▶ **WHAT YOU NEED TO DO**
From the entries that follow, list every line in which the string "using" appears.

▶ **DATA ENTRIES**
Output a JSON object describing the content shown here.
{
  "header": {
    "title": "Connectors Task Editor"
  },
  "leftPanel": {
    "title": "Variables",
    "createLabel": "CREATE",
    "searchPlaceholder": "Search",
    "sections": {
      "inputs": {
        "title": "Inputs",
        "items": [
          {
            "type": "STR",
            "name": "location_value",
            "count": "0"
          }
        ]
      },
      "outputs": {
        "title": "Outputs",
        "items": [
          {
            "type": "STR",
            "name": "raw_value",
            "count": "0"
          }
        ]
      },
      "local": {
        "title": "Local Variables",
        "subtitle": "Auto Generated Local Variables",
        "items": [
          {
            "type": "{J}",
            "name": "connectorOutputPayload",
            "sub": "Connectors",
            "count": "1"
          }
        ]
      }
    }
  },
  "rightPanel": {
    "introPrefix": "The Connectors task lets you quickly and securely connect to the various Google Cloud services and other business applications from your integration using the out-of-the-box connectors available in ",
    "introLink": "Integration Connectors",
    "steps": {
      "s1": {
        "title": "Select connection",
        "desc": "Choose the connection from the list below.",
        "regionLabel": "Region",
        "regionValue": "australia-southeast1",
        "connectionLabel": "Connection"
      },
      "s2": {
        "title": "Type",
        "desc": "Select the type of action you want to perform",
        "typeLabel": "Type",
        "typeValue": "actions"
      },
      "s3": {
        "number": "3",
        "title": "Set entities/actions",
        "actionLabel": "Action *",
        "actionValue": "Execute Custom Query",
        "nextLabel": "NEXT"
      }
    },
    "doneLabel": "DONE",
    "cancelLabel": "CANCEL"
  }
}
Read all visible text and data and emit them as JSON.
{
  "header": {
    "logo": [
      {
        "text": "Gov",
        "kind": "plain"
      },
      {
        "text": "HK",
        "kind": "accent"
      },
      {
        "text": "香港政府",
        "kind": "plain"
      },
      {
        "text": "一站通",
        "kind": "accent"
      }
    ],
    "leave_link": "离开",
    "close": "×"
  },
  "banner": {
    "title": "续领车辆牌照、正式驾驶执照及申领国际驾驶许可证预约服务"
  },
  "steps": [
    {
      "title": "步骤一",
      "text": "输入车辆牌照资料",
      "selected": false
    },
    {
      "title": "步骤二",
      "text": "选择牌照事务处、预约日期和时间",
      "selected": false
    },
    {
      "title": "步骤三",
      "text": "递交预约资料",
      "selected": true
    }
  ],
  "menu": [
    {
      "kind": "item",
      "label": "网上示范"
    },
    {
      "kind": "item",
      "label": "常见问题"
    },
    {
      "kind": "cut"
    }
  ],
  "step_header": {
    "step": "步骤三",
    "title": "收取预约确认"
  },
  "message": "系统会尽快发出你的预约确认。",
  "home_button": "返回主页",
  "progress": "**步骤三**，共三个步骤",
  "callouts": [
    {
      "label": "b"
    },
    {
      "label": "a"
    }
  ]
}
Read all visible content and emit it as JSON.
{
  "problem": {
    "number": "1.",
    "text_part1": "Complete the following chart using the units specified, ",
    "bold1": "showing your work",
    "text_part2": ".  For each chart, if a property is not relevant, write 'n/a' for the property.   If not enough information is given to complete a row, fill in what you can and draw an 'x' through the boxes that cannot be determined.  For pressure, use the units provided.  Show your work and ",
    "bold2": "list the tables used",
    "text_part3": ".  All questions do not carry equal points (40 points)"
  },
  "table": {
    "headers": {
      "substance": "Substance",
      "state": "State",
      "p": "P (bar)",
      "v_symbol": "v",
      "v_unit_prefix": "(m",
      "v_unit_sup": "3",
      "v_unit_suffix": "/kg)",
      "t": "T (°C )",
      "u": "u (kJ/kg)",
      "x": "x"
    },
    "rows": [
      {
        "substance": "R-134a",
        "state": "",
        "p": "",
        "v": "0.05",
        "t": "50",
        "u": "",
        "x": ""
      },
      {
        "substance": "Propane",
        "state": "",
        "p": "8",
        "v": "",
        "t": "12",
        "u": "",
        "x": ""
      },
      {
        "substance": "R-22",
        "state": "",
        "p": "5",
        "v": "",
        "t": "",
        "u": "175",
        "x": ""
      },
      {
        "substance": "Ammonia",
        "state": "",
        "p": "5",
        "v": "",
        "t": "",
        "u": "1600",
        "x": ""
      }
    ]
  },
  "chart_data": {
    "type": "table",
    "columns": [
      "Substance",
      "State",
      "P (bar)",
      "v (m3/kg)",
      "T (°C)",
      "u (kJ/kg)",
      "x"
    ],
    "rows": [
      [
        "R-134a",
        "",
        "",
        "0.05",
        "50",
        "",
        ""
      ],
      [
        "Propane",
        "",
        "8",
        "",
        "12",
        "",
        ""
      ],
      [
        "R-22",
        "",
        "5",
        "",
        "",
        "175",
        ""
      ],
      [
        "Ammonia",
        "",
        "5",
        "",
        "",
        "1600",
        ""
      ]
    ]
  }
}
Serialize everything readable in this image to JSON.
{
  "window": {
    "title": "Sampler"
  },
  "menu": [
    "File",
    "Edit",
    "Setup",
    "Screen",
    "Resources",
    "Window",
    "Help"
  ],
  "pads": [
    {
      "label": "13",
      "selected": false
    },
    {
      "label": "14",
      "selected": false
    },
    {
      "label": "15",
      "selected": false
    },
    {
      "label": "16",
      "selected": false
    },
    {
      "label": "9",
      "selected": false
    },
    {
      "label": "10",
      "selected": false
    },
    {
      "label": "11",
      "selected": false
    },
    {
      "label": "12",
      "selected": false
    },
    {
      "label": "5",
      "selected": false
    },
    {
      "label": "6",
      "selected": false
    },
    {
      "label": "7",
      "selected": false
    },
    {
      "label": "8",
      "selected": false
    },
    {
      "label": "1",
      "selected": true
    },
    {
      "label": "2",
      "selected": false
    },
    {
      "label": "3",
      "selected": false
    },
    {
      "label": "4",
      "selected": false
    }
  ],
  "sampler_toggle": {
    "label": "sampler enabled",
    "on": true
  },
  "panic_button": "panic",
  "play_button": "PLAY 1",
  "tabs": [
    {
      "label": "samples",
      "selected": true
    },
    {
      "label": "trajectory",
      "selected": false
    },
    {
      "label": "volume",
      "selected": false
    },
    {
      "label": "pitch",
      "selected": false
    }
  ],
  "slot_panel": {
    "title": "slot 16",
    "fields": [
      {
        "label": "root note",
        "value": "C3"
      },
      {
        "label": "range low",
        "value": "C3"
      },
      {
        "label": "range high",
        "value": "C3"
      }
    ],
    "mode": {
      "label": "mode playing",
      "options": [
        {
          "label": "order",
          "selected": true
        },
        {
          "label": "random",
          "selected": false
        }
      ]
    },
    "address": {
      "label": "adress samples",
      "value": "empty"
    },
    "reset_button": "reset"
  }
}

▶ **RESULT OF THE EXERCISE**
    "introPrefix": "The Connectors task lets you quickly and securely connect to the various Google Cloud services and other business applications from your integration using the out-of-the-box connectors available in ",
    "text_part1": "Complete the following chart using the units specified, ",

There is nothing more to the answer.